--- Qué hacer ---
Anotá todos los títulos de libros que se nombran en el fragmento sobre la librería.

--- Fragmento ---
•••••

Hoy como a las dos de la tarde, ni bien entraba, vi a través de la vidriera a una pareja dándose los besos más raros del mundo.
Él estaba plantado con el pico puesto hacia delante. Y ella, con cara de desencajada, enchufaba una y otra vez su cachete derecho en esa plataforma fija que él le ofrecía (lo sacaba y lo metía, lo sacaba y lo metía).
Lo más tremendo era su cara de porfiada; como si le pagaran diez centavos por cada beso que obtenía.
Mientras miraban los libros de la vidriera (ediciones de Siruela de Clarice Lispector e Italo Calvino y un Hospital de juguetes que se arma y se desarma; para chicos). Él de reojo y ella fijamente, con su cara de fanática.
Muy linda ella. Pelo castaño. Cara simple, nariz redonda, tez blanca con alguna peca. Suéter entre rojo y bordó y pantalón negro.
Muy linda.
Ambos entraron a la librería y yo me apuré para salirles al cruce y atenderlos. Él le quería regalar Ampliación del campo de batalla. Les tuve que decir que no estaba, pero a cambio les ofrecí Las partículas elementales. Y él dijo: a ese me lo voy a llevar para mí.
Ella hizo pucherito pero él no la alcanzó a ver. Y yo no la alcahueteé.

•••••

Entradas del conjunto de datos

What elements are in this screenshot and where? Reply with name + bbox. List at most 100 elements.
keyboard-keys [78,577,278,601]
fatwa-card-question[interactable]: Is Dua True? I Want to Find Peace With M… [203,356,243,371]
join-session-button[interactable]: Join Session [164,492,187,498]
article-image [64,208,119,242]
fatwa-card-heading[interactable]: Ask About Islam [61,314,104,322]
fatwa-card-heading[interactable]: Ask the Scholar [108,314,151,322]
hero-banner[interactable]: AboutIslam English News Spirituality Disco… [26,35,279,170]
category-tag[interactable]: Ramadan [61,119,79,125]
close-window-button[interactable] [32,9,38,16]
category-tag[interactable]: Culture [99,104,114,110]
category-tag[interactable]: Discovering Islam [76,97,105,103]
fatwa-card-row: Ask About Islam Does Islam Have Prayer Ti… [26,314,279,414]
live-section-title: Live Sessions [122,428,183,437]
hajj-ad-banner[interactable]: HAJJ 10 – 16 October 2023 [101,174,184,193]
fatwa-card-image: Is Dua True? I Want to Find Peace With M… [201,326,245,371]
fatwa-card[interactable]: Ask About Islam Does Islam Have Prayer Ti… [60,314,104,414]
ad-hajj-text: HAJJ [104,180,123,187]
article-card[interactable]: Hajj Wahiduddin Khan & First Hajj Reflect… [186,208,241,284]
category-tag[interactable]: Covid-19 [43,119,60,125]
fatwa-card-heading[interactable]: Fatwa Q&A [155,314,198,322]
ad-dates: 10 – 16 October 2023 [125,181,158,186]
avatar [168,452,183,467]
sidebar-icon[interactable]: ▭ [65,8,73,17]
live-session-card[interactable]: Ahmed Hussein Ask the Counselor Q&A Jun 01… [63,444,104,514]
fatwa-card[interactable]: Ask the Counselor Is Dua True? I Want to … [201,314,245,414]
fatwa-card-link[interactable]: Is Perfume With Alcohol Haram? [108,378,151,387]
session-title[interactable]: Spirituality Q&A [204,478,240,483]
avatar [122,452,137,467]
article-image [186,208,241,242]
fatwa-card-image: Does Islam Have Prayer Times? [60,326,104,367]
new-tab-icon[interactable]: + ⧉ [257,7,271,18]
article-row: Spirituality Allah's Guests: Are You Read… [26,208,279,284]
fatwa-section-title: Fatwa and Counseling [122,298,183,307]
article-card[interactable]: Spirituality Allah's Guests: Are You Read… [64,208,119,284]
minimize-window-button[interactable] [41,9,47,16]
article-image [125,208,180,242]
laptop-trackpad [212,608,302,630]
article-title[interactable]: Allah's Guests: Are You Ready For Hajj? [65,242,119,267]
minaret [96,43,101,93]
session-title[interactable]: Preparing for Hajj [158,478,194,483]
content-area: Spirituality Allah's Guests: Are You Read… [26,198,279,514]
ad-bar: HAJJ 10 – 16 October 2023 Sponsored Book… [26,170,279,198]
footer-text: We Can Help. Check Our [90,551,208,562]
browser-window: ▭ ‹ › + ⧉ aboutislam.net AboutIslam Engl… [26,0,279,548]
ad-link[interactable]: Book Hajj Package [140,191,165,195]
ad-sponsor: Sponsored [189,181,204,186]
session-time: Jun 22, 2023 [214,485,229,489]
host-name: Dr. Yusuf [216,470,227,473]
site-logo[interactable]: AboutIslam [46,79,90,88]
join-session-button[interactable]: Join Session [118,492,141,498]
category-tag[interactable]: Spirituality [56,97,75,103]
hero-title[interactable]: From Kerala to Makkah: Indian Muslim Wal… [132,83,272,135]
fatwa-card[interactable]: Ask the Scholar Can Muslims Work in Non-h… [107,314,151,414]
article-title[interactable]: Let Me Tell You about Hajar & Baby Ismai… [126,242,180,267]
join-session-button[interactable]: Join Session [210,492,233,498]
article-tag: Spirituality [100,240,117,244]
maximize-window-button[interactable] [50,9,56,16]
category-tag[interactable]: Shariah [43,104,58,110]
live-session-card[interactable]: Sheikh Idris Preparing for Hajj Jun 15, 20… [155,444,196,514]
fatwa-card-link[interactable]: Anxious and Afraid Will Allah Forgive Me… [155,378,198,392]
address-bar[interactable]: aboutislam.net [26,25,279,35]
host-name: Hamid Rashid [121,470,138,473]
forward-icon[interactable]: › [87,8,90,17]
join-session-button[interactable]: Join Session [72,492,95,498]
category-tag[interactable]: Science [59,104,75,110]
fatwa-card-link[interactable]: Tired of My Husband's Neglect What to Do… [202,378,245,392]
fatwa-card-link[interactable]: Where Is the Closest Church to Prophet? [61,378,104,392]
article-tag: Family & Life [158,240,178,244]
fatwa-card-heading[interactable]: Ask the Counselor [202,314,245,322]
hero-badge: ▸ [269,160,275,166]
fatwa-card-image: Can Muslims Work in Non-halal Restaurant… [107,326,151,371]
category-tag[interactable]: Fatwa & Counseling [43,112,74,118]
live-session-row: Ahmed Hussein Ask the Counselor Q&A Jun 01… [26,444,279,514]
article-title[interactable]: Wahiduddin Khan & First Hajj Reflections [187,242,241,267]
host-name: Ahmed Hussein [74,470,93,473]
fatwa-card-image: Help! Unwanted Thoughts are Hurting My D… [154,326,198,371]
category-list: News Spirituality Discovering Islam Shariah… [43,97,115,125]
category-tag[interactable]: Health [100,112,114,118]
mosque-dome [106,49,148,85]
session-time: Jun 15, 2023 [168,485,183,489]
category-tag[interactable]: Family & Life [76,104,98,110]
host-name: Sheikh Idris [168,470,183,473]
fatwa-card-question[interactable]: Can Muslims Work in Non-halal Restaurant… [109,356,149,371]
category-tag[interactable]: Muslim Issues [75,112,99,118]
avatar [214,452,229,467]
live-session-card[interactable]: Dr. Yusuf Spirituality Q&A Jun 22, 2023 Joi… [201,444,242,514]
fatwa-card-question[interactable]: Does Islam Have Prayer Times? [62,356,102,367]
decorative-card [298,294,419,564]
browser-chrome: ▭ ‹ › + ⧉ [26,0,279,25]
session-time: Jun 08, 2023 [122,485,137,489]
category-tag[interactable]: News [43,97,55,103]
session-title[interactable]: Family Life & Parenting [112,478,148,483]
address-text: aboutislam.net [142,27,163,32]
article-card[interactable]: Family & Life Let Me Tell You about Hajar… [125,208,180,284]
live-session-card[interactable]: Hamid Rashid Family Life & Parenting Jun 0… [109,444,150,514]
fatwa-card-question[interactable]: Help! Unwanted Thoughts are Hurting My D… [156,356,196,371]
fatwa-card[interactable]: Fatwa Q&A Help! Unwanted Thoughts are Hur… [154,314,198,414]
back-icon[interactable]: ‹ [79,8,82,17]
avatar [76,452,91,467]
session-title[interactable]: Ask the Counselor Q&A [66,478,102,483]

•••••

--- Respuesta ---
- Hospital de juguetes
- Ampliación del campo de batalla
- Las partículas elementales